▶ Instruction:
Using the records below, report how many lines hold "name", with no extra text.

········

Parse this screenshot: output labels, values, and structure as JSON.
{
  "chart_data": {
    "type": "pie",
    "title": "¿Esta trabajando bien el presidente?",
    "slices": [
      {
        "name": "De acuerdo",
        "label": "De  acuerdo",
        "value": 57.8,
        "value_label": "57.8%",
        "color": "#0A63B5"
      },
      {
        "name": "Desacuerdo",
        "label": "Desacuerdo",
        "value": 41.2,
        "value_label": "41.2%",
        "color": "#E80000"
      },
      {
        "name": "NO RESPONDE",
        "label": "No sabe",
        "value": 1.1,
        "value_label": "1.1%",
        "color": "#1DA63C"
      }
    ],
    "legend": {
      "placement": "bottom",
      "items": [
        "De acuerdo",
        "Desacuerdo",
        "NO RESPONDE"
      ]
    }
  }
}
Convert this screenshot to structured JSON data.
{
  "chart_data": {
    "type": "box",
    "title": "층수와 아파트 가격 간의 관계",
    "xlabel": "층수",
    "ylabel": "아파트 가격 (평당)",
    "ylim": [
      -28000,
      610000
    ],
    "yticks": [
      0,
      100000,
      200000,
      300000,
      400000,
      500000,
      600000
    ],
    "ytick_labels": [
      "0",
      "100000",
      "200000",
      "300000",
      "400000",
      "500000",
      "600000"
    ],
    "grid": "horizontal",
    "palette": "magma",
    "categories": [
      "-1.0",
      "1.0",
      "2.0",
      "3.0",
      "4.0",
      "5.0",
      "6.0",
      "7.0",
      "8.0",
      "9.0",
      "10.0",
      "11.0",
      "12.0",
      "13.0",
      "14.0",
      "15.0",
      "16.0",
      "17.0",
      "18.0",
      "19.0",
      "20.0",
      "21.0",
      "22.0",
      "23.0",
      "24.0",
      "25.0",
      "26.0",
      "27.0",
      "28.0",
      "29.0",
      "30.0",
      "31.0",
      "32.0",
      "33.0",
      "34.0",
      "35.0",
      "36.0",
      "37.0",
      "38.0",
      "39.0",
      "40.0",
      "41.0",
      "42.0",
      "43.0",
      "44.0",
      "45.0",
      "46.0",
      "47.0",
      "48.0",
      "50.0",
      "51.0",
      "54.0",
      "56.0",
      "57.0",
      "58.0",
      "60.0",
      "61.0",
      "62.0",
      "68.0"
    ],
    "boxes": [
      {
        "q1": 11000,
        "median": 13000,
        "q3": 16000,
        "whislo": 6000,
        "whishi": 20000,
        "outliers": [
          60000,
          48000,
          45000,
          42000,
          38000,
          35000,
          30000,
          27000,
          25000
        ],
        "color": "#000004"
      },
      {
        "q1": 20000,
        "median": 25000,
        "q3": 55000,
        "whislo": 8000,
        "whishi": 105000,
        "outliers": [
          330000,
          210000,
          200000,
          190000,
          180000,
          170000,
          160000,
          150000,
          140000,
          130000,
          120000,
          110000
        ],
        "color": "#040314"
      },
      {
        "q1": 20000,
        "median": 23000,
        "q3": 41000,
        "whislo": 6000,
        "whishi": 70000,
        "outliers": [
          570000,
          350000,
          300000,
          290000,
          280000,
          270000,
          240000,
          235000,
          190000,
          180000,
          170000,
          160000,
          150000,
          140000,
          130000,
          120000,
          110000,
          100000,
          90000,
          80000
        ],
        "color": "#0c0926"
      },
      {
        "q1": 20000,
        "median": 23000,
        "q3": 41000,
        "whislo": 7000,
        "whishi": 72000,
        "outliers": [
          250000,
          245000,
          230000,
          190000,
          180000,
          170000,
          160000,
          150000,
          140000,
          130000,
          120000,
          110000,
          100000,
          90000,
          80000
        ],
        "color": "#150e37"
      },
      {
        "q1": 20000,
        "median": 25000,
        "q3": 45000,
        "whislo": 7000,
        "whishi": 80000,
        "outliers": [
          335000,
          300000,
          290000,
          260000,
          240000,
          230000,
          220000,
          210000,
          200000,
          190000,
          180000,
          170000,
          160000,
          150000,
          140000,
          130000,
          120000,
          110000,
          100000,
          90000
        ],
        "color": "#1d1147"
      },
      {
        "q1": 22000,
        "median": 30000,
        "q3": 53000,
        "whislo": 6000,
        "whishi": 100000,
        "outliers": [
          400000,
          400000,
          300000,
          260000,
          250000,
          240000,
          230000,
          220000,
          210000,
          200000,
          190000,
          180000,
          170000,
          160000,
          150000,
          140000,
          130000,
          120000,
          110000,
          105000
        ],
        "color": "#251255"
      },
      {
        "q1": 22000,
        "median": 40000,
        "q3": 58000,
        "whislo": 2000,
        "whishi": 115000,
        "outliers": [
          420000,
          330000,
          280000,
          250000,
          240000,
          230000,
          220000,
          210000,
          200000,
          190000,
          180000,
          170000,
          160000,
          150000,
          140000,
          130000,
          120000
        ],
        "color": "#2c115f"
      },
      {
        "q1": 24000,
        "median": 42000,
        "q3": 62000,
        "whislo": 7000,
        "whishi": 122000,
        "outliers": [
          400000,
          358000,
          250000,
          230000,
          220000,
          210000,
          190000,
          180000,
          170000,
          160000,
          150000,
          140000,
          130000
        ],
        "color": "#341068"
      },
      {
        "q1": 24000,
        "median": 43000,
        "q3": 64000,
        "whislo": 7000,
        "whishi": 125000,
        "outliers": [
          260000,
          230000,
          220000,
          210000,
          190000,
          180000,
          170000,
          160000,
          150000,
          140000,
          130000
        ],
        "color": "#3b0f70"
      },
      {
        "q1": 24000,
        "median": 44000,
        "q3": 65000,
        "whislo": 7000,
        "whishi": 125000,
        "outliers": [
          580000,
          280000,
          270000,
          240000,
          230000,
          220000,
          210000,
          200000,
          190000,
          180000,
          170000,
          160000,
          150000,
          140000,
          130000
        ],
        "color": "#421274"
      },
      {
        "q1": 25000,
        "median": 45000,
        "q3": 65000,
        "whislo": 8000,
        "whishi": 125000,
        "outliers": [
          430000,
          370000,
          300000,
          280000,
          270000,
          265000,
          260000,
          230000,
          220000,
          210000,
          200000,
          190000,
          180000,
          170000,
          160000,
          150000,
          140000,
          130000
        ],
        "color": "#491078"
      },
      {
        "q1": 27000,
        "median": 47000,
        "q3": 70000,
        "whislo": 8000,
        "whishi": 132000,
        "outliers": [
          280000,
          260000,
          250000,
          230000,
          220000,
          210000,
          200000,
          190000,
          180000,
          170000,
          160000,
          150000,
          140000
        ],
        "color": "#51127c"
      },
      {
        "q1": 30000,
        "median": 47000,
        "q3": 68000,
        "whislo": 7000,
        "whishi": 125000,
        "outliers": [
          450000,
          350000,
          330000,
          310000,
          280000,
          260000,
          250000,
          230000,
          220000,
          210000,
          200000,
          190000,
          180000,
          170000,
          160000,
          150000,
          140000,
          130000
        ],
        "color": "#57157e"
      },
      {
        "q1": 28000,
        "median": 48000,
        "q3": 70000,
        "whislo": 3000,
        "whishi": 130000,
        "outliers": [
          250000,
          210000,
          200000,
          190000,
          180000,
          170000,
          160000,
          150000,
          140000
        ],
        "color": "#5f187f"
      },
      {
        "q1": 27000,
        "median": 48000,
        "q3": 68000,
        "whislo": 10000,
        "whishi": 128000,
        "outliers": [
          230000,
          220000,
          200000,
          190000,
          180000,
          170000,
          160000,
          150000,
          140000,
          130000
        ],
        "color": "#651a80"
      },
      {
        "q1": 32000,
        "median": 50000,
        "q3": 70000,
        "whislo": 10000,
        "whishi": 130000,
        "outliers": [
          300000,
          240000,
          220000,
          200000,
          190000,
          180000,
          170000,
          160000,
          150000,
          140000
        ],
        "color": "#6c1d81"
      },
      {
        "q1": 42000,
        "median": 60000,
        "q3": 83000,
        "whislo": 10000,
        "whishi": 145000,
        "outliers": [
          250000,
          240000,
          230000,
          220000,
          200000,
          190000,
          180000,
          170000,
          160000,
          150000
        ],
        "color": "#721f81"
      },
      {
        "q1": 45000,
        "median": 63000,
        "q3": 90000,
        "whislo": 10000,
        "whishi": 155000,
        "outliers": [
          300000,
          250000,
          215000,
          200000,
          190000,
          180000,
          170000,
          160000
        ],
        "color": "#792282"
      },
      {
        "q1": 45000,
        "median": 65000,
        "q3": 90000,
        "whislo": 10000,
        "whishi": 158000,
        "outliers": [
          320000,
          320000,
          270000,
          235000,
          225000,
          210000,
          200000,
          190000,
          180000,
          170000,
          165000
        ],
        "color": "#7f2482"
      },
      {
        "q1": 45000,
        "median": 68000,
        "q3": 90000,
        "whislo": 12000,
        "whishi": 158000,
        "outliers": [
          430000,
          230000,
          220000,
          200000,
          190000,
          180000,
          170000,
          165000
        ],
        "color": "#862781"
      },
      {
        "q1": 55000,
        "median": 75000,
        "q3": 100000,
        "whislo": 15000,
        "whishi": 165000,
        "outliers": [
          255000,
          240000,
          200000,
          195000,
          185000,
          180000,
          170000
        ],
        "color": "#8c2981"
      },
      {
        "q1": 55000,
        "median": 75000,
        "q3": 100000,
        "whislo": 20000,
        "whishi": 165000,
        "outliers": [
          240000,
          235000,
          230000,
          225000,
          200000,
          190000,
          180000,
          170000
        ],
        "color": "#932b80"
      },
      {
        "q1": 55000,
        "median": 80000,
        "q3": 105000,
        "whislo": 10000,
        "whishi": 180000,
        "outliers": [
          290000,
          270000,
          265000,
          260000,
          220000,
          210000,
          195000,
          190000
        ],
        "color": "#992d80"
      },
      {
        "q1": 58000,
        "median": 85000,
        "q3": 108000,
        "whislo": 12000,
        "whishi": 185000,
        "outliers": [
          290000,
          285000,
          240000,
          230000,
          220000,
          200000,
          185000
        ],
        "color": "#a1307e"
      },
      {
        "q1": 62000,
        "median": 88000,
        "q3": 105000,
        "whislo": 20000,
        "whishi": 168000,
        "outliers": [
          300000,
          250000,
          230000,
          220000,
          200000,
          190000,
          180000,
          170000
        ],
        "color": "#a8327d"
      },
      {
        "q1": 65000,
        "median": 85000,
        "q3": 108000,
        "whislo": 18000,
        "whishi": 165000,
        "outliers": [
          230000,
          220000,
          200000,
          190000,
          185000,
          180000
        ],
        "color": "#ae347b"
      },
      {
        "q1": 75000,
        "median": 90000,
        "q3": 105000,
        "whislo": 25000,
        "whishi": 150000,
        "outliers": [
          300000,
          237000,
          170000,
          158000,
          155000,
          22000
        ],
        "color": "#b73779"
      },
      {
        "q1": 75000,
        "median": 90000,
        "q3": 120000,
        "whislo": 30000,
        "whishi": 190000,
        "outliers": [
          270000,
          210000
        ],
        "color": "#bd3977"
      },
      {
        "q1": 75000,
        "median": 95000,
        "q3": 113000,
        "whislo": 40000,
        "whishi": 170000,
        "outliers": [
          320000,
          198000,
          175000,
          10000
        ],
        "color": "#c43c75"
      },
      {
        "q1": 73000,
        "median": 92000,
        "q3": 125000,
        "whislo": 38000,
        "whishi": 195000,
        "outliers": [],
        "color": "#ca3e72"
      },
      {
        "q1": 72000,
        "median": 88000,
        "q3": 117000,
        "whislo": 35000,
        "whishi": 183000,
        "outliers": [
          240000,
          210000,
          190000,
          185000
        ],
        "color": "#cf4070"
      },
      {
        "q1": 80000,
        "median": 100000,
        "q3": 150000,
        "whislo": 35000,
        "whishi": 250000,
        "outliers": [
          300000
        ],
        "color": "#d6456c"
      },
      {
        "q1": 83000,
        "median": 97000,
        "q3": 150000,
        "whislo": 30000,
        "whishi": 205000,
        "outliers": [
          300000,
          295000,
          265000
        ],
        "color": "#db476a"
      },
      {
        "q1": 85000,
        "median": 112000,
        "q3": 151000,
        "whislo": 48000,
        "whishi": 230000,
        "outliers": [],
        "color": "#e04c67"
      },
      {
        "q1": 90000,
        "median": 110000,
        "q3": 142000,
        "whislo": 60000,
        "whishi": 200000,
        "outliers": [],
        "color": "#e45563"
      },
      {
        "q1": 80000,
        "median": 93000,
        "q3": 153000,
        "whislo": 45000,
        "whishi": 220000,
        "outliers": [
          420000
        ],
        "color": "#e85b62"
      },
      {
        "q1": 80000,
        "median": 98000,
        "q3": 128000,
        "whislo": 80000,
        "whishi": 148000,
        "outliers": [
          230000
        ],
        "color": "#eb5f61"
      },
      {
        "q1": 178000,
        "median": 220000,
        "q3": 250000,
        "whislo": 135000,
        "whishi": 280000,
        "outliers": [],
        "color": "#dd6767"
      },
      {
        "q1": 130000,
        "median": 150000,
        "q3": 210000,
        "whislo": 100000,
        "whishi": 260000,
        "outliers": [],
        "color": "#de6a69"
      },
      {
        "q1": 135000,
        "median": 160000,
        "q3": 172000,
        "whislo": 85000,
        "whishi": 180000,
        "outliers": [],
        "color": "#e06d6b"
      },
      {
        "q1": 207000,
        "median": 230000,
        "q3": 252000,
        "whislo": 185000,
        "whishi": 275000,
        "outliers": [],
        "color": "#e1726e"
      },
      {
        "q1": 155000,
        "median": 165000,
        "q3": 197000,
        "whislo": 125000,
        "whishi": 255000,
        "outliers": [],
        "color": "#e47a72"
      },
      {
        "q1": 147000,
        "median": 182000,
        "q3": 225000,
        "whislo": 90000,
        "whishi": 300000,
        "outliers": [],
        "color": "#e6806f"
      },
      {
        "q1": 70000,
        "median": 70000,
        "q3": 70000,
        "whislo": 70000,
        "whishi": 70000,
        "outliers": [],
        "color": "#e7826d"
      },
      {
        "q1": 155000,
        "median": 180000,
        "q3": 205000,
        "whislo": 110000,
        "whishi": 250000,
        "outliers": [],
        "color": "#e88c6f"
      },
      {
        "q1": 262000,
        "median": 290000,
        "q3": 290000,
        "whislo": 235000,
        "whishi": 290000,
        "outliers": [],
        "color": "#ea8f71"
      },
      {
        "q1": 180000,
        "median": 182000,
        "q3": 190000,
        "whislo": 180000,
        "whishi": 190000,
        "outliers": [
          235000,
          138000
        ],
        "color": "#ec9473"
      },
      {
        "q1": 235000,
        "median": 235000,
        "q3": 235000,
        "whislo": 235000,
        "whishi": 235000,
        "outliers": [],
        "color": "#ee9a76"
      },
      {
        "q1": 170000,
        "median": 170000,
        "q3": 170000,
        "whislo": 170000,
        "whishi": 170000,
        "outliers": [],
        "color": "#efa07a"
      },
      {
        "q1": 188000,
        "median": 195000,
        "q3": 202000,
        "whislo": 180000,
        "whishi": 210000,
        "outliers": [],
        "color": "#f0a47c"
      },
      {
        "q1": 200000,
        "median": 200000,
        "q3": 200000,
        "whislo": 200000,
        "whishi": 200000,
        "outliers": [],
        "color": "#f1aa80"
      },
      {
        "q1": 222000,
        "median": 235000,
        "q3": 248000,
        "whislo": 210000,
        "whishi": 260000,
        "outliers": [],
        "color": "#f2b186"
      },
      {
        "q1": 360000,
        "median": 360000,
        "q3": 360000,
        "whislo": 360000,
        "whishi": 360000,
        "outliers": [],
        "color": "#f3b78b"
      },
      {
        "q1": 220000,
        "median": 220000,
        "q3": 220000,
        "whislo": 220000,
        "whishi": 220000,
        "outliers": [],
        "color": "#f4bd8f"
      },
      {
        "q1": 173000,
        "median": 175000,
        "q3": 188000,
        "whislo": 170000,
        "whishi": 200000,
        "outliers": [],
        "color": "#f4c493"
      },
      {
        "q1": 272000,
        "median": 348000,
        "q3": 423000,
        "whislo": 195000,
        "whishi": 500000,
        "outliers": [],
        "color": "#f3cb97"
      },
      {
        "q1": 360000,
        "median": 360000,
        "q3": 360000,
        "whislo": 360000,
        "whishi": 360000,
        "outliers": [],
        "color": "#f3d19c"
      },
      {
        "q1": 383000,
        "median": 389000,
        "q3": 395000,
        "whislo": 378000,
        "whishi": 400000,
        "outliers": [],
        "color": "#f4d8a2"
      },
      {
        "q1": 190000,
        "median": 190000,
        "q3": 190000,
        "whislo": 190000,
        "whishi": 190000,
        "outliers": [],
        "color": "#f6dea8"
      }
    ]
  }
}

········

▶ Exercise solution:
3